**KUTIPAN SUMBER:**
┄┄┄┄┄┄┄┄┄┄┄┄┄┄┄┄┄┄┄┄

Perubahan Ketiga Undang-Undang Dasar Negara Republik Indonesia Tahun 1945

Perubahan Ketiga Undang-Undang Dasar Negara Republik Indonesia Tahun 1945 adalah perubahan (amendemen) ketiga terhadap Undang-Undang Dasar Negara Republik Indonesia Tahun 1945. Perubahan ketiga disahkan dalam Rapat Paripurna Majelis Permusyawaratan Rakyat ke-7 pada tanggal 9 November 2001, yang merupakan rangkaian dari Sidang Umum (Tahunan) Majelis Permusyawaratan Rakyat Tahun 2001 yang berlangsung pada tanggal 1–9 November 2001.

┄┄┄┄┄┄┄┄┄┄┄┄┄┄┄┄┄┄┄┄

**TUGAS YANG DIKERJAKAN:**
**a.** Sebutkan semua keterangan tahun atau tanggal dalam teks tentang Perubahan Ketiga UUD 1945. Tuliskan tiap keterangan sekali saja.
**b.** Teruskan teks tentang Perubahan Ketiga UUD 1945 mulai sesudah kalimat terakhirnya.

**DATA:**
┄┄┄┄┄┄┄┄┄┄┄┄┄┄┄┄┄┄┄┄

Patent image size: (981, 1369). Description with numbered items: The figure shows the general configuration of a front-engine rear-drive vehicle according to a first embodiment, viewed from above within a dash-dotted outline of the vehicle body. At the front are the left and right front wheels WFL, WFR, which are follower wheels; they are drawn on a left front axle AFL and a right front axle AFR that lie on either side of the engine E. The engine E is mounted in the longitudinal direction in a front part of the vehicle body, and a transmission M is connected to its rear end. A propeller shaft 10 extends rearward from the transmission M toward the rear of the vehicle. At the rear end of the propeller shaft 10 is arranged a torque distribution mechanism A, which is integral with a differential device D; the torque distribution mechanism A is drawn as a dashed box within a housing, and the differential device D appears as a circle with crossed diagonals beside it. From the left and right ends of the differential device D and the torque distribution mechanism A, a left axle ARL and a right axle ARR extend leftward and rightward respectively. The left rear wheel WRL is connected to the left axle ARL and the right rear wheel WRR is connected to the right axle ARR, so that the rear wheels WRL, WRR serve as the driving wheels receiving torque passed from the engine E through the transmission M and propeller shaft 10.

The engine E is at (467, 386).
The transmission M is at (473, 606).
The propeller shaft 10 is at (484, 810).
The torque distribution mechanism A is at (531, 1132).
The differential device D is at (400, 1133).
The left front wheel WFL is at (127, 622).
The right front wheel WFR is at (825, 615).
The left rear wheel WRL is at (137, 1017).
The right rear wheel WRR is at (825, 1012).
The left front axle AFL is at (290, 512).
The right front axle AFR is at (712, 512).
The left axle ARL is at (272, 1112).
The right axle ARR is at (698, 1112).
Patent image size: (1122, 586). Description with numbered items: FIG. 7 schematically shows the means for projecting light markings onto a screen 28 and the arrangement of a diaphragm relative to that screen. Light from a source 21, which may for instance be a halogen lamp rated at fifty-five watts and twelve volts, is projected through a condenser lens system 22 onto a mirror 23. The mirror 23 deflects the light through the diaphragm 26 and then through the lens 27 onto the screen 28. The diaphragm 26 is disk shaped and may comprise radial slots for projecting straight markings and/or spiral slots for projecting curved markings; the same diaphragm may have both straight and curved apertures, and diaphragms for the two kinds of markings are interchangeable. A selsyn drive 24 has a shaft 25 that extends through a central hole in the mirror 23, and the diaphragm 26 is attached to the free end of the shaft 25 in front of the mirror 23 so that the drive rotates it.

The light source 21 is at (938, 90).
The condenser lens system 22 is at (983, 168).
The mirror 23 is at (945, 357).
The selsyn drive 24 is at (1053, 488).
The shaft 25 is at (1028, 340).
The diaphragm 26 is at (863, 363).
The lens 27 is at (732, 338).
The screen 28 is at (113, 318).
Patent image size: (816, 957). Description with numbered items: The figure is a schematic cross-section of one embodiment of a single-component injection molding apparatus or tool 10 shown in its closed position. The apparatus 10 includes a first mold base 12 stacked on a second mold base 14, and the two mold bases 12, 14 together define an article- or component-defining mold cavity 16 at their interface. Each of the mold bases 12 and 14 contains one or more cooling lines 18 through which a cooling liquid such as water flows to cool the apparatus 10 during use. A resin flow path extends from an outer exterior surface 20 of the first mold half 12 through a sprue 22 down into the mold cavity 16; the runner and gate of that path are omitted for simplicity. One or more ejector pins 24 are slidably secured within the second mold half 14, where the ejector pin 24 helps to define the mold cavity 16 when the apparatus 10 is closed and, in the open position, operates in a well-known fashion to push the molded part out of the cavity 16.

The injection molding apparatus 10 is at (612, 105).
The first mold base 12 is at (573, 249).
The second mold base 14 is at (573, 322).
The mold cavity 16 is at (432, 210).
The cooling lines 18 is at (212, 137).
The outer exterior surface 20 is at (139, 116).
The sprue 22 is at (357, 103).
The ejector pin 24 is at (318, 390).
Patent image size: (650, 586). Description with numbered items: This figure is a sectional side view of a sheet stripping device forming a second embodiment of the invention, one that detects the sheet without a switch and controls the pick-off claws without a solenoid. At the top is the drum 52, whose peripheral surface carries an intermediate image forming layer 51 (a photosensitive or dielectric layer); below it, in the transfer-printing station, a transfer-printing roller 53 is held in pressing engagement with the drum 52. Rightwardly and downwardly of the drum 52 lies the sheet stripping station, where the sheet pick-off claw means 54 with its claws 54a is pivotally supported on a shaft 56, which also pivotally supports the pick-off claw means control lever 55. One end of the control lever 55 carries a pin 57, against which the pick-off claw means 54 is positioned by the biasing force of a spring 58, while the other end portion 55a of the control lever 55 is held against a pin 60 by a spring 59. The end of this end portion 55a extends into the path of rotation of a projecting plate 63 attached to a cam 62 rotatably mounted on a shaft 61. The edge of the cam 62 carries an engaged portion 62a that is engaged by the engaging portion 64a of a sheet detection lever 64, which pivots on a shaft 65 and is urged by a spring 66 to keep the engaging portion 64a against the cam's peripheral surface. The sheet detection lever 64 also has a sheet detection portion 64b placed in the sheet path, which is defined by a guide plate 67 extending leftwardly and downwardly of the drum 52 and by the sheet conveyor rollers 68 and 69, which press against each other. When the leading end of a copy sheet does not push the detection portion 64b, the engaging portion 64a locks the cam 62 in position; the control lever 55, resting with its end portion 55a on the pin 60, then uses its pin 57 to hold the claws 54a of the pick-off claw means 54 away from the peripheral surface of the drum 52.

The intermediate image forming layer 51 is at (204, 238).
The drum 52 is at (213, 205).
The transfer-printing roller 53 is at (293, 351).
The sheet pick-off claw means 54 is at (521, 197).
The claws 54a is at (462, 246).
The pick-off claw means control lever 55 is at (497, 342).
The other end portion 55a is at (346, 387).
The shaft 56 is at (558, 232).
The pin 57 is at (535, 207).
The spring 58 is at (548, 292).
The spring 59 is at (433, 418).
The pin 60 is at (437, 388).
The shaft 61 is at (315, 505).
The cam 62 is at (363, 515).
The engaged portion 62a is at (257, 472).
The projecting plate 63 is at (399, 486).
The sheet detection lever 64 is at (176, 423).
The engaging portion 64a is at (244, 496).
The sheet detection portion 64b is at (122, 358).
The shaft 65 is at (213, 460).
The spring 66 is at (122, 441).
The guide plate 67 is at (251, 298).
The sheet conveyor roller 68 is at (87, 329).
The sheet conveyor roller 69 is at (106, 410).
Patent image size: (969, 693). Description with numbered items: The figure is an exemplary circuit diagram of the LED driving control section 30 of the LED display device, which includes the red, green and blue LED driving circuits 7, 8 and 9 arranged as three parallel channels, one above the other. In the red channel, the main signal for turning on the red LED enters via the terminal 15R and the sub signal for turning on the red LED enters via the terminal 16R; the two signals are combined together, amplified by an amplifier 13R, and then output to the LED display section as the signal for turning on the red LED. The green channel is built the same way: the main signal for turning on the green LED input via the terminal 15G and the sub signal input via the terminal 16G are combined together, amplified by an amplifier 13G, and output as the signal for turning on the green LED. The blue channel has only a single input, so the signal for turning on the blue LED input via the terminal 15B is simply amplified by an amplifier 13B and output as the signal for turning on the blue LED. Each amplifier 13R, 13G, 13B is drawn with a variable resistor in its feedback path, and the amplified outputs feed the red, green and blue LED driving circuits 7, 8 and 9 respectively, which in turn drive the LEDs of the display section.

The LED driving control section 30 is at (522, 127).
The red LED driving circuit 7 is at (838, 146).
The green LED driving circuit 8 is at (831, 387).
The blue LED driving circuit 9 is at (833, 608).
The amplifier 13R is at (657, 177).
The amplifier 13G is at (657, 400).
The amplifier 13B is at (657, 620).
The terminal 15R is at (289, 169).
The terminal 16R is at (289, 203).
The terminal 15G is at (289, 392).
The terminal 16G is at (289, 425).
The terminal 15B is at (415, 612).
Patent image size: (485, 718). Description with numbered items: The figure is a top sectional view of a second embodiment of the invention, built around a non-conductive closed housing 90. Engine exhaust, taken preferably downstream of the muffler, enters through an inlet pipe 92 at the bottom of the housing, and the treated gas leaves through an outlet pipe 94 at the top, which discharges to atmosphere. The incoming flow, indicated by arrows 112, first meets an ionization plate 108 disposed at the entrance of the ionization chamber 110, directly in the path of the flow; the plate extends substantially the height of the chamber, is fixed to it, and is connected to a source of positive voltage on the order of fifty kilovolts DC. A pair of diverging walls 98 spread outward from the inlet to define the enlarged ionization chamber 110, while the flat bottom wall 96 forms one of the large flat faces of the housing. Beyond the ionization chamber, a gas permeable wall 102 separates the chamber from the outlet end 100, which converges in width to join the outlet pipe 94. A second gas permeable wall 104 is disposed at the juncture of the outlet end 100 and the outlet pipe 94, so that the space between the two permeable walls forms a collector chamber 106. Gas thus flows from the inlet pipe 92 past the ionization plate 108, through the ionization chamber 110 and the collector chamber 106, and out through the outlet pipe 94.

┄┄┄┄┄┄┄┄┄┄┄┄┄┄┄┄┄┄┄┄

**JAWABAN SETIAP TUGAS:**
**a.** Tahun 1945; 9 November 2001; Tahun 2001; 1–9 November 2001

**b.**
Dalam perubahan ketiga ini, MPR mengubah dan/atau menambahkan beberapa pasal dan bab, yaitu Pasal 1 Ayat (2) dan (3); Pasal 3 Ayat (1), (3),[a] dan (4);[a] Pasal 6 Ayat (1), dan (2); Pasal 6A Ayat (1), (2), (3), dan (5); Pasal 7A; Pasal 7B Ayat (1), (2), (3), (4), (5), (6), dan (7); Pasal 7C; Pasal 8 Ayat (1) dan (2); Pasal 11 Ayat (2) dan (3); Pasal 17 Ayat (4); Bab VIIA, Pasal 22C Ayat (1), (2), (3), dan (4); Pasal 22D Ayat (1), (2), (3), dan (4); Bab VIIB, Pasal 22E Ayat (1), (2), (3), (4), (5), dan (6); Pasal 23 Ayat (1), (2), dan (3); Pasal 23A; Pasal 23C; Bab VIIIA, Pasal 23E Ayat (1), (2), dan (3); Pasal 23F Ayat (1) dan (2); Pasal 23G Ayat (1) dan (2); Pasal 24 Ayat (1) dan (2); Pasal 24A Ayat (1), (2), (3), (4), dan (5); Pasal 24B Ayat (1), (2), (3), dan (4); serta Pasal 24C Ayat (1), (2), (3), (4), (5), dan (6).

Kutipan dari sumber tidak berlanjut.